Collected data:
________
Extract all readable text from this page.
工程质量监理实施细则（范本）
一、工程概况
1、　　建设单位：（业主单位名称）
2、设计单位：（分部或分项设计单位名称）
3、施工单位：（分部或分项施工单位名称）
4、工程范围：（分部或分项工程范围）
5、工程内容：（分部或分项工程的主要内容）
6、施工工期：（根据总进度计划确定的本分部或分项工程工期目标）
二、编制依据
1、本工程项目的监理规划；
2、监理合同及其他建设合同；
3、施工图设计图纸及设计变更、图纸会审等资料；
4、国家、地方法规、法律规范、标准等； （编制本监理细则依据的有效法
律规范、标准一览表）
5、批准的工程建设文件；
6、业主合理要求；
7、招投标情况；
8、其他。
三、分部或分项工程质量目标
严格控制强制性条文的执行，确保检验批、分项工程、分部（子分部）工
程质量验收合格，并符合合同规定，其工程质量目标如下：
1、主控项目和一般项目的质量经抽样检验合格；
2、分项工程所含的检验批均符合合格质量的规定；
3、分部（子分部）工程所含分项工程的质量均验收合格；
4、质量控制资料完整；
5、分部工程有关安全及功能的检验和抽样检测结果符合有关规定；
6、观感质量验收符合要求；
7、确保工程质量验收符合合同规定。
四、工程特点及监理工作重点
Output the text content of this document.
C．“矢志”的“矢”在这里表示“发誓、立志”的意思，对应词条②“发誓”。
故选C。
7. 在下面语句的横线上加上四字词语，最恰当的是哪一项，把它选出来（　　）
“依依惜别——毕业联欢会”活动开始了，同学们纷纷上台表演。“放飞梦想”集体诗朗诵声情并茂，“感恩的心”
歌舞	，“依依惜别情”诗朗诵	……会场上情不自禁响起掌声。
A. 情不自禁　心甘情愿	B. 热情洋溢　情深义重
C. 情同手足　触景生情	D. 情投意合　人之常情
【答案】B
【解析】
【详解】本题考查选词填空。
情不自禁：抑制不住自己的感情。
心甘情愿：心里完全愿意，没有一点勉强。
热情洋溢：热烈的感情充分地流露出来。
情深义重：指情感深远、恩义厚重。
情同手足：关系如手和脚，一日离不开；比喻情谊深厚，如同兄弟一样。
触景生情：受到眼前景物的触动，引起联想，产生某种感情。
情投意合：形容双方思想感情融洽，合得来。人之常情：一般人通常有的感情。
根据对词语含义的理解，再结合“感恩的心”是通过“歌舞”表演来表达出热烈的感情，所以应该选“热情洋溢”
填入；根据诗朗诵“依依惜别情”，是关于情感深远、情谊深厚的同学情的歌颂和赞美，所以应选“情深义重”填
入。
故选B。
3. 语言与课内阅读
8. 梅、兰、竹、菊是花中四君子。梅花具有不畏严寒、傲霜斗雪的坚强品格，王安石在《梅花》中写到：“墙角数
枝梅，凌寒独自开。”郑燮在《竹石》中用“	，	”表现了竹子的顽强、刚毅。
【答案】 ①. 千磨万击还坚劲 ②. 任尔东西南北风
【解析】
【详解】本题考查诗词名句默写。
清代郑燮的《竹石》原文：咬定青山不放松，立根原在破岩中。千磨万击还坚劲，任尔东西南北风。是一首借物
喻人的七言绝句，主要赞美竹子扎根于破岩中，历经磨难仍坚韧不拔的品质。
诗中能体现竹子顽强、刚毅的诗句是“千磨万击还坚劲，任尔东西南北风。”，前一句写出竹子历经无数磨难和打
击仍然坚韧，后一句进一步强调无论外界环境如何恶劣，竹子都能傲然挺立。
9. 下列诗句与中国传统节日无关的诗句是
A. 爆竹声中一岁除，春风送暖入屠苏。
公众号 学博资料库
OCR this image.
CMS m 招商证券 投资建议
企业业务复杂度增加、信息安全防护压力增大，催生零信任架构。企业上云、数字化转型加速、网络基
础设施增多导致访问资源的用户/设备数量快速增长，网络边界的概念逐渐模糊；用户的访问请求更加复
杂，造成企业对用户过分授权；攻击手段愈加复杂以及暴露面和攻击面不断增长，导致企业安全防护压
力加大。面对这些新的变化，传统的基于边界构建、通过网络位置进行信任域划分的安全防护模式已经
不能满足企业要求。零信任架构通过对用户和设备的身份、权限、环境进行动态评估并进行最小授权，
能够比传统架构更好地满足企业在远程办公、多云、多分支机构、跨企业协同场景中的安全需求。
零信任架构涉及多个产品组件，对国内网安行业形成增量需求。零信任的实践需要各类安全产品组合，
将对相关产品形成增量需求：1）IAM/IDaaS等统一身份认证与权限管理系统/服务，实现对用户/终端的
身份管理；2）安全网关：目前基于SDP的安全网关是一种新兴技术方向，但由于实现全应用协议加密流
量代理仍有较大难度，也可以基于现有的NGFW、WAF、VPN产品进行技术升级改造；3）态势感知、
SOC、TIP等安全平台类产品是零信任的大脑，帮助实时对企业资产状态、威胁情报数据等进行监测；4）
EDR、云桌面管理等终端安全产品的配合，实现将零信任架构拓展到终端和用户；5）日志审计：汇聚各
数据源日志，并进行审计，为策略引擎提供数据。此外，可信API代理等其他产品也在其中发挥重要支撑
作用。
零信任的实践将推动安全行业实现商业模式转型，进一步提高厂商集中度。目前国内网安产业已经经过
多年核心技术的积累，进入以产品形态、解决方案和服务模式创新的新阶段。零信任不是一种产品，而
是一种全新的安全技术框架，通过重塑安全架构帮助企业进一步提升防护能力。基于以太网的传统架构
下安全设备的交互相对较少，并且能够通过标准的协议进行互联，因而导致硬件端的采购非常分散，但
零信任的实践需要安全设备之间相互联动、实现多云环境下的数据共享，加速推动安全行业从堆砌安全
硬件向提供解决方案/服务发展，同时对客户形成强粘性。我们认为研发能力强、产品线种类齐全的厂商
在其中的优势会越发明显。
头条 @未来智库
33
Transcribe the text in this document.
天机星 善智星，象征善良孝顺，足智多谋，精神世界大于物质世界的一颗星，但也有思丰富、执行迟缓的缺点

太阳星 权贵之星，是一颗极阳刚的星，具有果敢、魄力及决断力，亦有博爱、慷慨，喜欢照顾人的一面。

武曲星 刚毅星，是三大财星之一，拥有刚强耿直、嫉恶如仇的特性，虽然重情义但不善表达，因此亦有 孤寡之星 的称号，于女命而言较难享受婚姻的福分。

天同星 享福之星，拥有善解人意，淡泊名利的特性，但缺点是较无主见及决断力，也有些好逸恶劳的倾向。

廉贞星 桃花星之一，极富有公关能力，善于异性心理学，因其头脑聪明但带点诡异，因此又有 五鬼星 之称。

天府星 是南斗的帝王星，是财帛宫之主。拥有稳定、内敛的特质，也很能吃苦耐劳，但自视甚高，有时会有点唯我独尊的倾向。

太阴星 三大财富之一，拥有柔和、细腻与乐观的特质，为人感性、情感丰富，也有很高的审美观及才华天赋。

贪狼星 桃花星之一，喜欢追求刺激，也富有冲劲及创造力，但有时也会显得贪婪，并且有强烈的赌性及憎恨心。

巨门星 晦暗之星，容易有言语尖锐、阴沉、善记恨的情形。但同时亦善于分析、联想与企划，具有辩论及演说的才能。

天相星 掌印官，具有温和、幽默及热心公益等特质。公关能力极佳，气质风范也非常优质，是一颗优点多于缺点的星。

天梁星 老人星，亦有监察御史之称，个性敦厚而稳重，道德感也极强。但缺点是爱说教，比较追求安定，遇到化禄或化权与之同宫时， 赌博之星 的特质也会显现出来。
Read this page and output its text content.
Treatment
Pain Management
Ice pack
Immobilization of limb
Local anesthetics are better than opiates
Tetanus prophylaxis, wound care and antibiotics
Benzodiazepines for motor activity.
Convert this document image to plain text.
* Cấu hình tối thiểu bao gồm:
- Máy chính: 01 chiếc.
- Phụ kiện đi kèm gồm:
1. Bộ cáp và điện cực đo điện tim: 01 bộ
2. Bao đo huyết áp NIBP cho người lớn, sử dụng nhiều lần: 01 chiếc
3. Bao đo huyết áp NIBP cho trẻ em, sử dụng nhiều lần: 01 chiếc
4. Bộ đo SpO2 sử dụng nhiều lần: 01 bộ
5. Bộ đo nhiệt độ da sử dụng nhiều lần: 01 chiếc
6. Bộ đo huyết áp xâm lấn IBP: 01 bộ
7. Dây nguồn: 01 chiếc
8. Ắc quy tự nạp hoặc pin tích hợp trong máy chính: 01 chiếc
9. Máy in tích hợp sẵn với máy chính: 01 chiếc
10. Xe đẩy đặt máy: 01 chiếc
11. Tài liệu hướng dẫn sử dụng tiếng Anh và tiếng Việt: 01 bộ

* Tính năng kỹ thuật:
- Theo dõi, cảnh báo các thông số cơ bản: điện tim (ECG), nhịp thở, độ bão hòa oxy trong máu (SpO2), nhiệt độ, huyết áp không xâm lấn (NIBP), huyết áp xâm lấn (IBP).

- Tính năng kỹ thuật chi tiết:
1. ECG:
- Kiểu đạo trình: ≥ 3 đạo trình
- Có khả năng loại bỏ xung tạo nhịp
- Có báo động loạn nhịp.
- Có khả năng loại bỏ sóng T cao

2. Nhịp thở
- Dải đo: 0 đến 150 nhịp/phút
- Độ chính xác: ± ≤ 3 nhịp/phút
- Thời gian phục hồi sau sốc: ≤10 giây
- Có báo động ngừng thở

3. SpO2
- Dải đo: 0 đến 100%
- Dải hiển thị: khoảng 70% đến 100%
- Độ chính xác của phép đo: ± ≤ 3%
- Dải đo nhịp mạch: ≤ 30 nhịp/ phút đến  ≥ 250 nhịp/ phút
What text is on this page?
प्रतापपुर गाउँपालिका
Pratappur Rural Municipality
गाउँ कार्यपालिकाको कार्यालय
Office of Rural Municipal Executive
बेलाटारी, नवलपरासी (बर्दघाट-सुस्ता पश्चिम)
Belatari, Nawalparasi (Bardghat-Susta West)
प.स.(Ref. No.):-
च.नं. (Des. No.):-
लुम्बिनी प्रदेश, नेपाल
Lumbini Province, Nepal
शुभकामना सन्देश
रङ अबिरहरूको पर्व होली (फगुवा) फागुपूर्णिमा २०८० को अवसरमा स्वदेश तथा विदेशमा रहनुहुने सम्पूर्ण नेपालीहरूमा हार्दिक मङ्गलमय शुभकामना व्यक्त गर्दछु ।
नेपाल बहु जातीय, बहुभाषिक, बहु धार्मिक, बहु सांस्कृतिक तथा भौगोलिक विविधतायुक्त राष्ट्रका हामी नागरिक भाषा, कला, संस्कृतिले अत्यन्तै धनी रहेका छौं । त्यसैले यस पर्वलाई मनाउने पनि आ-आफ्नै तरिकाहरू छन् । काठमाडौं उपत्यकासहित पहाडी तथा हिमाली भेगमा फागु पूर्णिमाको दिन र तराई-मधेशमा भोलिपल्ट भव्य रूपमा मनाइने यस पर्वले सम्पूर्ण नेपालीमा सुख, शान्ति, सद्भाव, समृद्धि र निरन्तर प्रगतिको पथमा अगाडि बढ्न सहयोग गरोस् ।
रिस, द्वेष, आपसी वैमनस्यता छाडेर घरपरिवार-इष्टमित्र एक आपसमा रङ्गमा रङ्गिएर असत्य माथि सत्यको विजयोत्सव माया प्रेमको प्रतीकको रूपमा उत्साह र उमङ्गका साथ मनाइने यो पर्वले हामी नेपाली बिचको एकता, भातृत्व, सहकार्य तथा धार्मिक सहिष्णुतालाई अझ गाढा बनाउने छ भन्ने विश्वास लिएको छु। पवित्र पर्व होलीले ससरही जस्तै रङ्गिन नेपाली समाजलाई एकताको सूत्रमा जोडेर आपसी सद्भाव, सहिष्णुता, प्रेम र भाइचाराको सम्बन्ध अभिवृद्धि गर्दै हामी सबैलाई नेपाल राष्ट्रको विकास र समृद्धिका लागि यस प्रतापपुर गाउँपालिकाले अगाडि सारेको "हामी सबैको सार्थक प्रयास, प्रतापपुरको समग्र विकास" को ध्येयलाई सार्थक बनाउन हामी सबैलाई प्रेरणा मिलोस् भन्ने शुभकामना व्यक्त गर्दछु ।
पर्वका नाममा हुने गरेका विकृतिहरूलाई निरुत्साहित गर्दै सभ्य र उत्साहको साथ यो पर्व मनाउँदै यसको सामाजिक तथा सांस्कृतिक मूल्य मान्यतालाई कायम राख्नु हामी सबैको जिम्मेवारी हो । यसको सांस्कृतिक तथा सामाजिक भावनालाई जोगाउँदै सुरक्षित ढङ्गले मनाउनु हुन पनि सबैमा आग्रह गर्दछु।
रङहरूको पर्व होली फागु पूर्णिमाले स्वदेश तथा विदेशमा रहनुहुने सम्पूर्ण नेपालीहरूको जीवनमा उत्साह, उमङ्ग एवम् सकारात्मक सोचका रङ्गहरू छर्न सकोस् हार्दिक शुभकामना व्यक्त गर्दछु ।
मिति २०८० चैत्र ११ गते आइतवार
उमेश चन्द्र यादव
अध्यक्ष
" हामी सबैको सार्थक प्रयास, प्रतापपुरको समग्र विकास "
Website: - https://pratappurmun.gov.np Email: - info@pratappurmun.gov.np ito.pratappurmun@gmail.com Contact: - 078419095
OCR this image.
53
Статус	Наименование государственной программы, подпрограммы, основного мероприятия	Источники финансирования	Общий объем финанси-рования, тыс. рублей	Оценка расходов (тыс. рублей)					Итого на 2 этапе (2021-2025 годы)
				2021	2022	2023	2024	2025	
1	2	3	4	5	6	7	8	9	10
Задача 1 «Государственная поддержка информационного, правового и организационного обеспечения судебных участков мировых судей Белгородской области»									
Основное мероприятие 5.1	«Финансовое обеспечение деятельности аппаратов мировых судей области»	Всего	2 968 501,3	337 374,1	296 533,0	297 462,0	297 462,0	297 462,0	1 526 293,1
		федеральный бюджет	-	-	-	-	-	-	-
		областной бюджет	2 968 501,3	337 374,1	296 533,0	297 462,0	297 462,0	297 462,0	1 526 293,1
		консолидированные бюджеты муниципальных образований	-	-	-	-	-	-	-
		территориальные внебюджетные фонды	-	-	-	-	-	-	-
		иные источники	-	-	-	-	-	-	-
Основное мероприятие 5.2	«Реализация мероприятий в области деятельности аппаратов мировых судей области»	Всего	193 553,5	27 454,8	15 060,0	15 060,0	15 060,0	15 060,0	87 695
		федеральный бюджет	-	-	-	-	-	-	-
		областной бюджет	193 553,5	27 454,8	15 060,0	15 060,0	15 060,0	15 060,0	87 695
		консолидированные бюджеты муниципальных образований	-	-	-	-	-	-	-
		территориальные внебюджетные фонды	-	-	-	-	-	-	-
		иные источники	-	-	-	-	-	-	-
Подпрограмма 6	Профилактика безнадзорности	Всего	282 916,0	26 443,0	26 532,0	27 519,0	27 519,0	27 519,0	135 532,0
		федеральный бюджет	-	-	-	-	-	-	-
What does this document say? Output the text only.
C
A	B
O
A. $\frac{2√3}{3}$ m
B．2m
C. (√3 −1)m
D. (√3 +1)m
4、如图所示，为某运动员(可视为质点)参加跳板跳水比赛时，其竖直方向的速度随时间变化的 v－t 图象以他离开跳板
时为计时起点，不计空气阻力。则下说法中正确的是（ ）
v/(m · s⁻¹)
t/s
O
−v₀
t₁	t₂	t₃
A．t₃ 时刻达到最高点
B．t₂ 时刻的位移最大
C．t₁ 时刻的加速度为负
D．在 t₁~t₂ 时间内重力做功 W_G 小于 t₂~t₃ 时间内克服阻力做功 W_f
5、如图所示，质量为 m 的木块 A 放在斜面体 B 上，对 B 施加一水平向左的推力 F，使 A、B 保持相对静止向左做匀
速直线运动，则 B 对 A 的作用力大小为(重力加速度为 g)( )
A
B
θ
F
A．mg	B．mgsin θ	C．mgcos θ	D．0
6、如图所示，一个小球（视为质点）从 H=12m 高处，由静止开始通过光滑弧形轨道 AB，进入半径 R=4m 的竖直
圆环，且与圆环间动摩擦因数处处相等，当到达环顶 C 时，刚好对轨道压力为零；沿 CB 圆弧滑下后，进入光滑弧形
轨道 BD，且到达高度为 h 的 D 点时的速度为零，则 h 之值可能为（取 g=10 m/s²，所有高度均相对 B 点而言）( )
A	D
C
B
________
In the entries above, count each line holding "phút" and report the total and nothing more.

3